→ GOAL OF THE EXERCISE
Keep only the lines of the listing that include the word "Incident", and copy them.

→ RECORDS FOR THIS EXERCISE

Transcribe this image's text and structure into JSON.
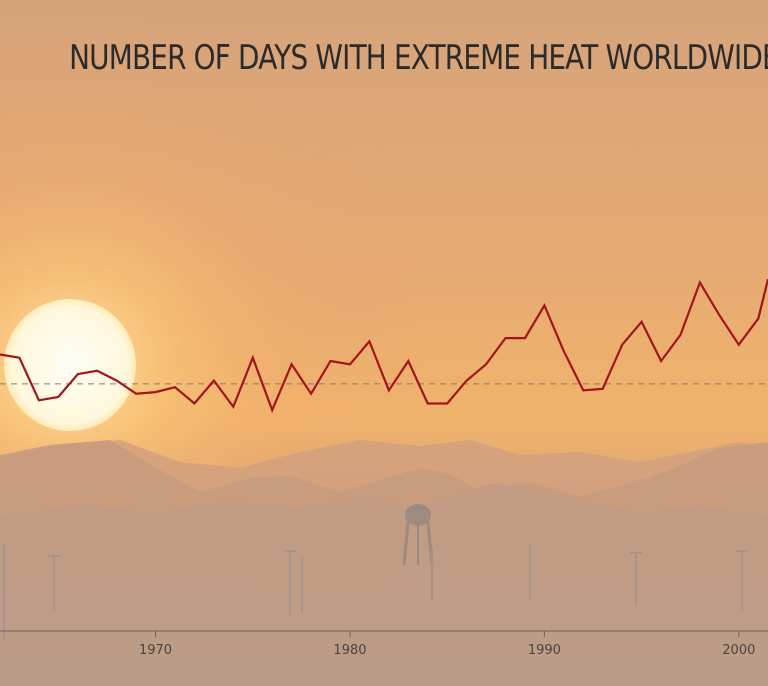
{
  "colors": {
    "line": "#a3141b",
    "sun": "#fffbe6",
    "sky_top": "#d5a57c",
    "sky_mid": "#f0b06a",
    "ground": "#b99b86",
    "baseline": "#8a7a6a"
  },
  "chart_data": {
    "type": "line",
    "title": "NUMBER OF DAYS WITH EXTREME HEAT WORLDWIDE",
    "xlabel": "",
    "ylabel": "",
    "xlim": [
      1962,
      2001.5
    ],
    "ylim": [
      0,
      100
    ],
    "baseline": 30,
    "x_ticks": [
      1970,
      1980,
      1990,
      2000
    ],
    "grid": false,
    "series": [
      {
        "x": [
          1962,
          1963,
          1964,
          1965,
          1966,
          1967,
          1968,
          1969,
          1970,
          1971,
          1972,
          1973,
          1974,
          1975,
          1976,
          1977,
          1978,
          1979,
          1980,
          1981,
          1982,
          1983,
          1984,
          1985,
          1986,
          1987,
          1988,
          1989,
          1990,
          1991,
          1992,
          1993,
          1994,
          1995,
          1996,
          1997,
          1998,
          1999,
          2000,
          2001,
          2001.5
        ],
        "values": [
          39,
          38,
          25,
          26,
          33,
          34,
          31,
          27,
          27.5,
          29,
          24,
          31,
          23,
          38,
          22,
          36,
          27,
          37,
          36,
          43,
          28,
          37,
          24,
          24,
          31,
          36,
          44,
          44,
          54,
          40,
          28,
          28.5,
          42,
          49,
          37,
          45,
          61,
          51,
          42,
          50,
          62
        ]
      }
    ]
  }
}
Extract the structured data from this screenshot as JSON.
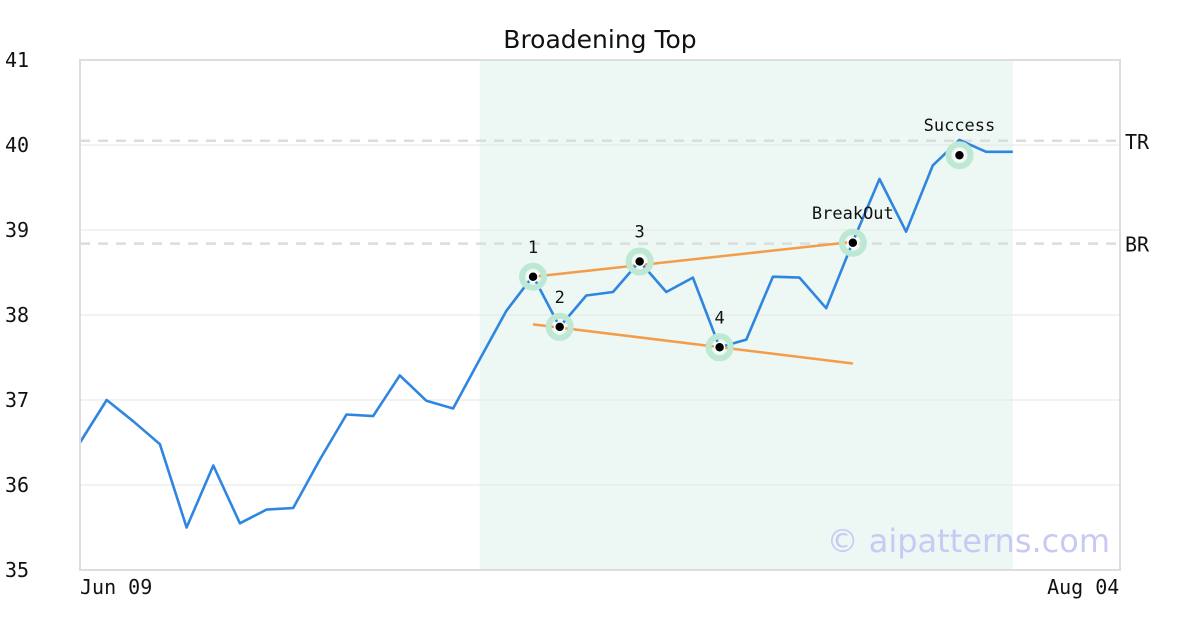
{
  "chart_data": {
    "type": "line",
    "title": "Broadening Top",
    "xlabel": "",
    "ylabel": "",
    "ylim": [
      35,
      41
    ],
    "yticks": [
      "35",
      "36",
      "37",
      "38",
      "39",
      "40",
      "41"
    ],
    "xticks": [
      {
        "label": "Jun 09",
        "index": 0
      },
      {
        "label": "Aug 04",
        "index": 39
      }
    ],
    "grid": "horizontal",
    "pattern_window": {
      "start_index": 15,
      "end_index": 35
    },
    "series": [
      {
        "values": [
          36.5,
          37.0,
          36.75,
          36.48,
          35.5,
          36.23,
          35.55,
          35.71,
          35.73,
          36.3,
          36.83,
          36.81,
          37.29,
          36.99,
          36.9,
          37.48,
          38.05,
          38.46,
          37.86,
          38.23,
          38.27,
          38.63,
          38.27,
          38.44,
          37.62,
          37.71,
          38.45,
          38.44,
          38.08,
          38.86,
          39.6,
          38.98,
          39.76,
          40.06,
          39.92,
          39.92
        ],
        "color": "#2f86e0"
      }
    ],
    "levels": [
      {
        "label": "TR",
        "value": 40.05
      },
      {
        "label": "BR",
        "value": 38.84
      }
    ],
    "trendlines": [
      {
        "from": {
          "x": 17,
          "y": 38.45
        },
        "to": {
          "x": 29,
          "y": 38.86
        },
        "color": "#f39c4a"
      },
      {
        "from": {
          "x": 17,
          "y": 37.89
        },
        "to": {
          "x": 29,
          "y": 37.43
        },
        "color": "#f39c4a"
      }
    ],
    "markers": [
      {
        "label": "1",
        "x": 17,
        "y": 38.45
      },
      {
        "label": "2",
        "x": 18,
        "y": 37.86
      },
      {
        "label": "3",
        "x": 21,
        "y": 38.63
      },
      {
        "label": "4",
        "x": 24,
        "y": 37.62
      },
      {
        "label": "BreakOut",
        "x": 29,
        "y": 38.85
      },
      {
        "label": "Success",
        "x": 33,
        "y": 39.88
      }
    ],
    "watermark": "© aipatterns.com"
  }
}
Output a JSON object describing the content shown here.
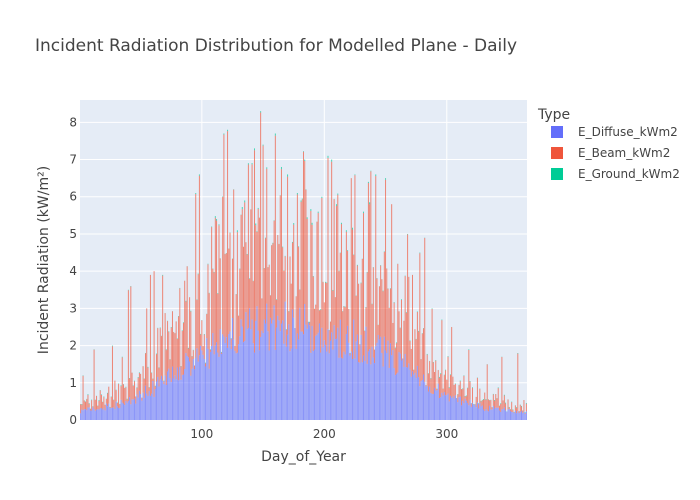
{
  "chart_data": {
    "type": "bar",
    "stacked": true,
    "title": "Incident Radiation Distribution for Modelled Plane - Daily",
    "xlabel": "Day_of_Year",
    "ylabel": "Incident Radiation (kW/m²)",
    "xlim": [
      0.5,
      365.5
    ],
    "ylim": [
      0,
      8.6
    ],
    "x_ticks": [
      100,
      200,
      300
    ],
    "y_ticks": [
      0,
      1,
      2,
      3,
      4,
      5,
      6,
      7,
      8
    ],
    "grid": true,
    "legend": {
      "title": "Type",
      "placement": "right"
    },
    "series": [
      {
        "name": "E_Diffuse_kWm2",
        "color": "#636efa"
      },
      {
        "name": "E_Beam_kWm2",
        "color": "#ef553b"
      },
      {
        "name": "E_Ground_kWm2",
        "color": "#00cc96"
      }
    ],
    "daily_values": {
      "days": "1-365",
      "diffuse_envelope": [
        [
          1,
          0.3
        ],
        [
          20,
          0.4
        ],
        [
          40,
          0.6
        ],
        [
          60,
          1.0
        ],
        [
          80,
          1.6
        ],
        [
          100,
          2.1
        ],
        [
          120,
          2.7
        ],
        [
          150,
          3.05
        ],
        [
          180,
          3.05
        ],
        [
          200,
          2.9
        ],
        [
          220,
          2.7
        ],
        [
          250,
          2.2
        ],
        [
          280,
          1.3
        ],
        [
          300,
          0.75
        ],
        [
          330,
          0.4
        ],
        [
          365,
          0.25
        ]
      ],
      "beam_peaks": [
        {
          "day": 3,
          "total": 1.2
        },
        {
          "day": 12,
          "total": 1.9
        },
        {
          "day": 27,
          "total": 2.0
        },
        {
          "day": 35,
          "total": 1.7
        },
        {
          "day": 40,
          "total": 3.5
        },
        {
          "day": 42,
          "total": 3.6
        },
        {
          "day": 55,
          "total": 3.0
        },
        {
          "day": 58,
          "total": 3.9
        },
        {
          "day": 61,
          "total": 4.0
        },
        {
          "day": 68,
          "total": 3.9
        },
        {
          "day": 75,
          "total": 2.5
        },
        {
          "day": 90,
          "total": 3.3
        },
        {
          "day": 95,
          "total": 6.1
        },
        {
          "day": 98,
          "total": 6.6
        },
        {
          "day": 105,
          "total": 4.2
        },
        {
          "day": 108,
          "total": 5.2
        },
        {
          "day": 112,
          "total": 5.4
        },
        {
          "day": 118,
          "total": 7.7
        },
        {
          "day": 121,
          "total": 7.8
        },
        {
          "day": 126,
          "total": 6.2
        },
        {
          "day": 129,
          "total": 5.1
        },
        {
          "day": 135,
          "total": 5.9
        },
        {
          "day": 138,
          "total": 6.9
        },
        {
          "day": 143,
          "total": 7.3
        },
        {
          "day": 146,
          "total": 5.7
        },
        {
          "day": 148,
          "total": 8.3
        },
        {
          "day": 150,
          "total": 7.4
        },
        {
          "day": 152,
          "total": 4.9
        },
        {
          "day": 157,
          "total": 4.7
        },
        {
          "day": 160,
          "total": 7.7
        },
        {
          "day": 165,
          "total": 6.8
        },
        {
          "day": 170,
          "total": 6.6
        },
        {
          "day": 178,
          "total": 6.1
        },
        {
          "day": 181,
          "total": 5.9
        },
        {
          "day": 185,
          "total": 6.2
        },
        {
          "day": 190,
          "total": 5.3
        },
        {
          "day": 195,
          "total": 5.6
        },
        {
          "day": 198,
          "total": 6.0
        },
        {
          "day": 203,
          "total": 7.1
        },
        {
          "day": 206,
          "total": 7.0
        },
        {
          "day": 210,
          "total": 5.8
        },
        {
          "day": 214,
          "total": 5.3
        },
        {
          "day": 218,
          "total": 5.1
        },
        {
          "day": 222,
          "total": 6.5
        },
        {
          "day": 225,
          "total": 6.6
        },
        {
          "day": 232,
          "total": 5.6
        },
        {
          "day": 236,
          "total": 6.4
        },
        {
          "day": 238,
          "total": 6.7
        },
        {
          "day": 242,
          "total": 6.6
        },
        {
          "day": 250,
          "total": 6.5
        },
        {
          "day": 255,
          "total": 5.8
        },
        {
          "day": 260,
          "total": 4.2
        },
        {
          "day": 268,
          "total": 5.0
        },
        {
          "day": 272,
          "total": 3.9
        },
        {
          "day": 278,
          "total": 4.5
        },
        {
          "day": 282,
          "total": 4.9
        },
        {
          "day": 288,
          "total": 3.0
        },
        {
          "day": 296,
          "total": 2.7
        },
        {
          "day": 304,
          "total": 2.5
        },
        {
          "day": 318,
          "total": 1.9
        },
        {
          "day": 333,
          "total": 1.5
        },
        {
          "day": 345,
          "total": 1.7
        },
        {
          "day": 358,
          "total": 1.8
        }
      ]
    }
  }
}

→ ANSWER TO THIS PROBLEM
    "title": "Incident Radiation Distribution for Modelled Plane - Daily",
    "ylabel": "Incident Radiation (kW/m²)",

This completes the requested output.